*** DATASET CONTENT

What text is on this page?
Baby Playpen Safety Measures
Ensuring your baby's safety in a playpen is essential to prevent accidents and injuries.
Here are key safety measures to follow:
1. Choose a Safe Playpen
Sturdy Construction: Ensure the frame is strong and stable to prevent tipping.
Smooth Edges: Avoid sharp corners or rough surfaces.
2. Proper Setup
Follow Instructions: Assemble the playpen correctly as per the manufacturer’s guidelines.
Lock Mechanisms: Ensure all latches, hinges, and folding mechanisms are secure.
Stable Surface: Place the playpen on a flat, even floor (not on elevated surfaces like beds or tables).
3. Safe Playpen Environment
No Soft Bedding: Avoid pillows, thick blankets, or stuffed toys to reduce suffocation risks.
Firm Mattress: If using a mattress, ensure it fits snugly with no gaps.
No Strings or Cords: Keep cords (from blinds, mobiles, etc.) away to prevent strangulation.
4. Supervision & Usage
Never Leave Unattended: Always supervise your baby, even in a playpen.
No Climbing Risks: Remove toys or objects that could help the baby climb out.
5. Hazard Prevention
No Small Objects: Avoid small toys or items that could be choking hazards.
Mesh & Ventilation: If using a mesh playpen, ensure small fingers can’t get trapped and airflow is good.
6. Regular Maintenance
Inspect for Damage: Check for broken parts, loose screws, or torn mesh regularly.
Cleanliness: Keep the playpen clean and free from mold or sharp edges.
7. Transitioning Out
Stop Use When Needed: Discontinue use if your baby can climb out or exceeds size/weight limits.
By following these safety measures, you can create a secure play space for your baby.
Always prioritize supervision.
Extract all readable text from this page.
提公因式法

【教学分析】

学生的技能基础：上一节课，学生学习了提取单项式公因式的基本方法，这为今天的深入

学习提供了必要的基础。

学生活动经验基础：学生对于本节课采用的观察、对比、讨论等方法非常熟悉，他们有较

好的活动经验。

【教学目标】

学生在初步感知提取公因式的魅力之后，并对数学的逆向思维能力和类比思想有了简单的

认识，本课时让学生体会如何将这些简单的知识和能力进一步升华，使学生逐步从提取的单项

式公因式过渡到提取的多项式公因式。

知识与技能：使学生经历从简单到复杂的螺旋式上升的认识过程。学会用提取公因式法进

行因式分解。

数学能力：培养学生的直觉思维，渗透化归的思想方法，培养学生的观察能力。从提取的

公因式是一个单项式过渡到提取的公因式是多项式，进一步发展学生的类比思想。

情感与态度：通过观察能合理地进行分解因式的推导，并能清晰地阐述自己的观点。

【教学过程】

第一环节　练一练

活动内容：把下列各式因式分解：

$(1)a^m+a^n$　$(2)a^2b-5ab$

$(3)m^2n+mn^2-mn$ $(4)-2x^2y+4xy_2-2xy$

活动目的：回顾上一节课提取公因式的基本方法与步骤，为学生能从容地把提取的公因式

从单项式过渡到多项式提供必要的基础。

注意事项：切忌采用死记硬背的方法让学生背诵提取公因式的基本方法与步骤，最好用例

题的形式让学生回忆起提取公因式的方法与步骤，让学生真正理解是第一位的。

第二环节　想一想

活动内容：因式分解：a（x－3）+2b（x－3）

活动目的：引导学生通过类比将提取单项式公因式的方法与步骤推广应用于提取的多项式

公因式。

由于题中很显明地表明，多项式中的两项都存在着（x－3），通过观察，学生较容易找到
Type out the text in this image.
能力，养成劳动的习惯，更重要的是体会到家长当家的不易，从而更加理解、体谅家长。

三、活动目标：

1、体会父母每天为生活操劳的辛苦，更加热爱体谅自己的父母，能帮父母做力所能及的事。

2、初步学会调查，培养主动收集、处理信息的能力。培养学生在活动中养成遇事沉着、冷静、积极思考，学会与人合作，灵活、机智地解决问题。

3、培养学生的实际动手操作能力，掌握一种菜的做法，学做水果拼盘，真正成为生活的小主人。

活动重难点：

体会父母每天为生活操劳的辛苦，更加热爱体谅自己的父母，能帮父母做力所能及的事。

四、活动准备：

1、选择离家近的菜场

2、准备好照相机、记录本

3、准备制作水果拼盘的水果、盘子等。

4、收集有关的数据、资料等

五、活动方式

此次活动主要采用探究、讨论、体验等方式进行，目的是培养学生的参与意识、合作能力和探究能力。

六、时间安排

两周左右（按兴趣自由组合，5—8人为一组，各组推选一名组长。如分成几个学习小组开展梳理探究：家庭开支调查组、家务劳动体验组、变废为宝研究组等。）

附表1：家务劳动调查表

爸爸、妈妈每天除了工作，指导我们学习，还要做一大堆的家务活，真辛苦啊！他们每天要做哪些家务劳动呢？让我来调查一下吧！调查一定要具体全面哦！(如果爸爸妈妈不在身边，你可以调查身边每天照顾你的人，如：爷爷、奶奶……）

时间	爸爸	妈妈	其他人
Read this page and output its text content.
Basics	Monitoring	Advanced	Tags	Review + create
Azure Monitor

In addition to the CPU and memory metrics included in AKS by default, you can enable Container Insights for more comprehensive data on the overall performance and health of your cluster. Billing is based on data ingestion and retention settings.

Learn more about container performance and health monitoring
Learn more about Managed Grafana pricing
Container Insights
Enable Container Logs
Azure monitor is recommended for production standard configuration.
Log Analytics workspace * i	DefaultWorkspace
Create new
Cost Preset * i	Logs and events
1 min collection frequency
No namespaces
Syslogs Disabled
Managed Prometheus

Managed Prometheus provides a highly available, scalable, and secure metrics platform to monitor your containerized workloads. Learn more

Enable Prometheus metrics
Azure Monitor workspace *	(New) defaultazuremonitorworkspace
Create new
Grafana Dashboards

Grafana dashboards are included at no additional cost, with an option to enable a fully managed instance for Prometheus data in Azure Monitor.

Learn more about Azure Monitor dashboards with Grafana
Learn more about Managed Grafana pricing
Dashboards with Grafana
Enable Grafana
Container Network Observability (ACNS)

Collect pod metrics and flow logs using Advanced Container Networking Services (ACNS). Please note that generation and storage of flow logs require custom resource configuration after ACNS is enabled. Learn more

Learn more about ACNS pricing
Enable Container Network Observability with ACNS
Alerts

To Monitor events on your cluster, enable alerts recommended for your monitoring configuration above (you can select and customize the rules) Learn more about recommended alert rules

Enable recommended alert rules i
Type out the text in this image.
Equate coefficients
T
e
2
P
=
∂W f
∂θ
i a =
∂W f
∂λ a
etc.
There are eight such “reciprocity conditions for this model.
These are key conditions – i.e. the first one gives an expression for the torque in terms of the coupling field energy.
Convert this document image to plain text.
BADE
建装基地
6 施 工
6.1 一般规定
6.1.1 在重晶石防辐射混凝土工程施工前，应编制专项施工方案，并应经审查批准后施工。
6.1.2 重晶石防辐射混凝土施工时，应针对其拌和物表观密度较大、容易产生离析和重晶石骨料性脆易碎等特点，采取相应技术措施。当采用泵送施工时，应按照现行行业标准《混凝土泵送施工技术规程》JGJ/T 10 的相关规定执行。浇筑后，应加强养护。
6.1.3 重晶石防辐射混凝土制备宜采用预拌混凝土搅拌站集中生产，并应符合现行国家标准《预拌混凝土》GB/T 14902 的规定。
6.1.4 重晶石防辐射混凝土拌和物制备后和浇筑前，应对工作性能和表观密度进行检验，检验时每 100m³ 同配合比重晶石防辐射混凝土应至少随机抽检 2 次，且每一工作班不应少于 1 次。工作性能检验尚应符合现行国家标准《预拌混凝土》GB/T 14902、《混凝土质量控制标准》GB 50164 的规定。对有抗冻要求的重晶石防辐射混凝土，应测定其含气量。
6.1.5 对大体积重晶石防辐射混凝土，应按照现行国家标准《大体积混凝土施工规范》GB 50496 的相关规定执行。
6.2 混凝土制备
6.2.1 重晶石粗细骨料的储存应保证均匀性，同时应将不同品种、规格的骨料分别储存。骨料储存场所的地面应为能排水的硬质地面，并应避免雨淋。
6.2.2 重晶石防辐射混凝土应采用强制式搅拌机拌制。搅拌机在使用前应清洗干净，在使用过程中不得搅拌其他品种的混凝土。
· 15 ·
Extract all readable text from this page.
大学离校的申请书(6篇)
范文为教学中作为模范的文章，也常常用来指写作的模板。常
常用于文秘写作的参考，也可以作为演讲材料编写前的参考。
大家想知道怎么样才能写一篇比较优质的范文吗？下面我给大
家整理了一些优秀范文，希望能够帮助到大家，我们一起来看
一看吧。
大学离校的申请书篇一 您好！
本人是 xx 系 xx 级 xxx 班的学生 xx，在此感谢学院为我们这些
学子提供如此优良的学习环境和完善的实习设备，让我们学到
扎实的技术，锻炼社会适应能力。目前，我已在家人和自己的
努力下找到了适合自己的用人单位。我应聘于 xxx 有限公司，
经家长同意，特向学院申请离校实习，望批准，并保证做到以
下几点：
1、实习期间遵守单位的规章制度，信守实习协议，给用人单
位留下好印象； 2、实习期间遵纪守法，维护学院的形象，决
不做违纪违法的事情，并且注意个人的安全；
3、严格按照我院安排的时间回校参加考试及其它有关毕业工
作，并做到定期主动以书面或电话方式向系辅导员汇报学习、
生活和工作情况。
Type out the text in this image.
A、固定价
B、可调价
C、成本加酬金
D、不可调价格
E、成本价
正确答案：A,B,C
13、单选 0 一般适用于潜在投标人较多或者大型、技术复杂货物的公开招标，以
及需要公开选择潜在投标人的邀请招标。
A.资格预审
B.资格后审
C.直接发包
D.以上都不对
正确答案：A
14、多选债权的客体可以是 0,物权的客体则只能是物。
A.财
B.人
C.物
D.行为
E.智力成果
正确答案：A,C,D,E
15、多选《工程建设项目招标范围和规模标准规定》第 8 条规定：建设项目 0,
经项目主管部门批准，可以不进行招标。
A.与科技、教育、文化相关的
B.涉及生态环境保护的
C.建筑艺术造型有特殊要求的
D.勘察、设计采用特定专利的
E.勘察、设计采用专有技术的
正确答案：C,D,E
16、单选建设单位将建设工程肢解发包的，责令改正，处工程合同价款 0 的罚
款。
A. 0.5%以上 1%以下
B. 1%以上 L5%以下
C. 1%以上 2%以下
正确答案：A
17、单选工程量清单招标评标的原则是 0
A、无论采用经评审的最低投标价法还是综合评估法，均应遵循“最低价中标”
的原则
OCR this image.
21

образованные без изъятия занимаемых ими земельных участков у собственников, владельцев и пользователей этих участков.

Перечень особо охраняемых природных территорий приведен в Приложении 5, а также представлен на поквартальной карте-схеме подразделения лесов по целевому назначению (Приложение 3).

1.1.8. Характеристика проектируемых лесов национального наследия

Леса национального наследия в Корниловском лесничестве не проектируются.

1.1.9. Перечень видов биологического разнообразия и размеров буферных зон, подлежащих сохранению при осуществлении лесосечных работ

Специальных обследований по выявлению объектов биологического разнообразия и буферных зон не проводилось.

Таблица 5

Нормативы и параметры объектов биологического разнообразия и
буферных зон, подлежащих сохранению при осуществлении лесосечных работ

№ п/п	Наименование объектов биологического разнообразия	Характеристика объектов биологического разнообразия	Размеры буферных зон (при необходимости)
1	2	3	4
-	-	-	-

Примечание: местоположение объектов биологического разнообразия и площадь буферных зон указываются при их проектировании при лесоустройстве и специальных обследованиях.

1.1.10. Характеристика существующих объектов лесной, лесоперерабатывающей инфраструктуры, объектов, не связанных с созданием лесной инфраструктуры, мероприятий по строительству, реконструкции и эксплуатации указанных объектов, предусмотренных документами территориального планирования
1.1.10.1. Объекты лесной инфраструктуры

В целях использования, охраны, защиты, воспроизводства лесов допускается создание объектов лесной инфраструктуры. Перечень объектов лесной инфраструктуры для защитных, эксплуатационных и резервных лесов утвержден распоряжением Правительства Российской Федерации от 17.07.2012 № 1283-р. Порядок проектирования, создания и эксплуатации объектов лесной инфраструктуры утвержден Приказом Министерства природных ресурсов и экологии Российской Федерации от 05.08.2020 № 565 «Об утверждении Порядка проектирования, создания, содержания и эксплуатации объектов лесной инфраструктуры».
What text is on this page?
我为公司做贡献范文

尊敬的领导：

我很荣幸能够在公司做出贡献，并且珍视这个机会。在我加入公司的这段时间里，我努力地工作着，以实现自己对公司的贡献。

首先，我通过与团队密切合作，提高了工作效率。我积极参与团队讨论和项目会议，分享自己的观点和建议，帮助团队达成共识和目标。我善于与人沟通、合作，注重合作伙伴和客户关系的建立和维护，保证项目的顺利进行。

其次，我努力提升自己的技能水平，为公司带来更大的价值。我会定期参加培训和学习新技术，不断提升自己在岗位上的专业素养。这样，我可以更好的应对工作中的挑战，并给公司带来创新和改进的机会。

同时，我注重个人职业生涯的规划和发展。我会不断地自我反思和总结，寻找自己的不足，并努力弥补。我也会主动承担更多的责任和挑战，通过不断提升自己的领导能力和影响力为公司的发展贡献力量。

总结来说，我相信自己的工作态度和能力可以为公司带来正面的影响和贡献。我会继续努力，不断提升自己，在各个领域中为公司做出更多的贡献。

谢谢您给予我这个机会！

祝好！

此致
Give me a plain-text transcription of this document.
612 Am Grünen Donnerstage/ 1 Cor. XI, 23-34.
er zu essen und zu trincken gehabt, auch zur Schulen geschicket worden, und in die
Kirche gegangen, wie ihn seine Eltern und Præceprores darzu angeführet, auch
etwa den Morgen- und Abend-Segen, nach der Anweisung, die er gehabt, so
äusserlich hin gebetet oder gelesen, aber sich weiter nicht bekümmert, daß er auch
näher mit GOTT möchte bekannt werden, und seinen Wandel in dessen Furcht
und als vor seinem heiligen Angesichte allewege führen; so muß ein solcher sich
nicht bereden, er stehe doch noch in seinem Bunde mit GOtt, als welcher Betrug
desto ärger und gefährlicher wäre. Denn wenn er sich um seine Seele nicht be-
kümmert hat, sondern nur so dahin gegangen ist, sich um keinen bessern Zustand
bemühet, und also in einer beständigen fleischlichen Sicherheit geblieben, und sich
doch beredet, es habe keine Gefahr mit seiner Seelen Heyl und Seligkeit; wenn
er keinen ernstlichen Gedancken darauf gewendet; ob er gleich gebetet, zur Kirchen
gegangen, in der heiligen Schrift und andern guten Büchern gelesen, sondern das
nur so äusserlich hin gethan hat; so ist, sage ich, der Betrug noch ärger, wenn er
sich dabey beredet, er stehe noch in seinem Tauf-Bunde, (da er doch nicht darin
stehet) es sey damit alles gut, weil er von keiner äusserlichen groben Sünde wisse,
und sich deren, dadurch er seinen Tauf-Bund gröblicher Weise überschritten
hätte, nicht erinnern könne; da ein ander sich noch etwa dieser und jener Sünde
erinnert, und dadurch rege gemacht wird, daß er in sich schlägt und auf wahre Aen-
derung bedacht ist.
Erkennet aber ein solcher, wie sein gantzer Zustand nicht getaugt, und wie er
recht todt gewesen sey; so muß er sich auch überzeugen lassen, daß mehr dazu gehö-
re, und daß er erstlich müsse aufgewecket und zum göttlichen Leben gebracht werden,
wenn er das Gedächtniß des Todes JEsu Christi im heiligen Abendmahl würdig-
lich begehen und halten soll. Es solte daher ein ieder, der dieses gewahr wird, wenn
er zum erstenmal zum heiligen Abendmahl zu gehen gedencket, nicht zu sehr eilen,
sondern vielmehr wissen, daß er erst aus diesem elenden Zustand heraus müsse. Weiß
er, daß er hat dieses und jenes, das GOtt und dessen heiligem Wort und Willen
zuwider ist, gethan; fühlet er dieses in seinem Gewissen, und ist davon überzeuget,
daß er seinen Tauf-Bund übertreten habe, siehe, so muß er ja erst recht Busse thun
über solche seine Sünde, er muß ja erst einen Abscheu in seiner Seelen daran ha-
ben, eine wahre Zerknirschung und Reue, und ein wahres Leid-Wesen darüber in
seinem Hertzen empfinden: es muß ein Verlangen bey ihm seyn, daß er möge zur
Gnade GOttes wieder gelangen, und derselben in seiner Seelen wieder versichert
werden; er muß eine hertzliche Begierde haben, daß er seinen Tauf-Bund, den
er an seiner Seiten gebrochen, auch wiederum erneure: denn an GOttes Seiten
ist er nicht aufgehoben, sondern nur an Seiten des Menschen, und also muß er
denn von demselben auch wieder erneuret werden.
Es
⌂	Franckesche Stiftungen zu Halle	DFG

******

* TO DO:
Give only the number of lines in the material above that include the word "Bunde".

* ANSWER TO THIS PROBLEM:
2